(Data items)
☆ ☆ ☆ ☆
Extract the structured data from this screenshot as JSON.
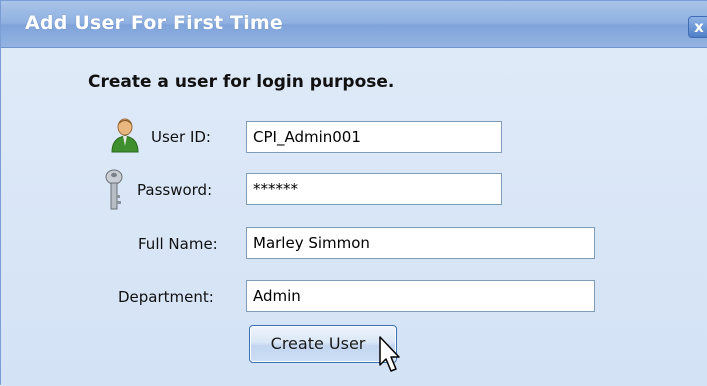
{
  "dialog": {
    "title": "Add User For First Time",
    "close_glyph": "x"
  },
  "form": {
    "heading": "Create a user for login purpose.",
    "fields": [
      {
        "label": "User ID:",
        "value": "CPI_Admin001",
        "icon": "user-icon"
      },
      {
        "label": "Password:",
        "value": "******",
        "icon": "key-icon"
      },
      {
        "label": "Full Name:",
        "value": "Marley Simmon"
      },
      {
        "label": "Department:",
        "value": "Admin"
      }
    ],
    "submit_label": "Create User"
  },
  "colors": {
    "title_bar": "#8fb0e0",
    "dialog_background": "#d6e3f5",
    "input_border": "#7f9db9",
    "button_border": "#3c6fb0"
  }
}
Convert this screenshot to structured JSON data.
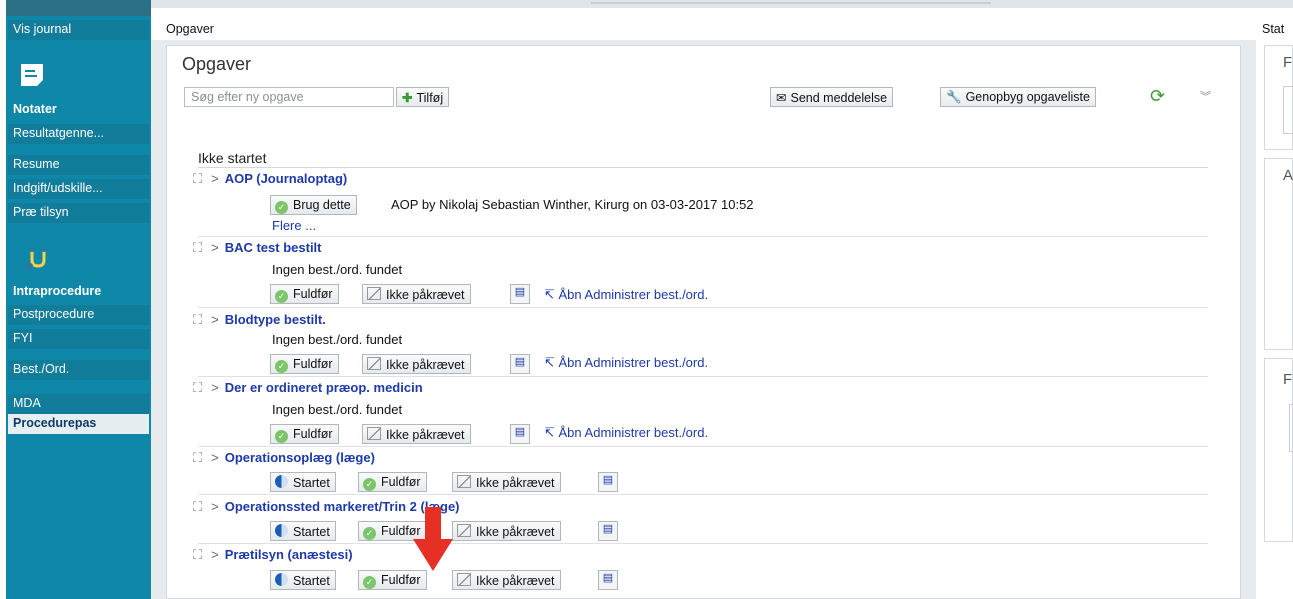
☆ ☆ ☆ ☆
Generate a word-for-word copy of the preceding records, excluding all pictures.

Written solution:
Extract the structured data from this screenshot as JSON.
{
  "dialog": {
    "title": "Add User For First Time",
    "close_glyph": "x"
  },
  "form": {
    "heading": "Create a user for login purpose.",
    "fields": [
      {
        "label": "User ID:",
        "value": "CPI_Admin001",
        "icon": "user-icon"
      },
      {
        "label": "Password:",
        "value": "******",
        "icon": "key-icon"
      },
      {
        "label": "Full Name:",
        "value": "Marley Simmon"
      },
      {
        "label": "Department:",
        "value": "Admin"
      }
    ],
    "submit_label": "Create User"
  },
  "colors": {
    "title_bar": "#8fb0e0",
    "dialog_background": "#d6e3f5",
    "input_border": "#7f9db9",
    "button_border": "#3c6fb0"
  }
}
Convert this screenshot to structured JSON data.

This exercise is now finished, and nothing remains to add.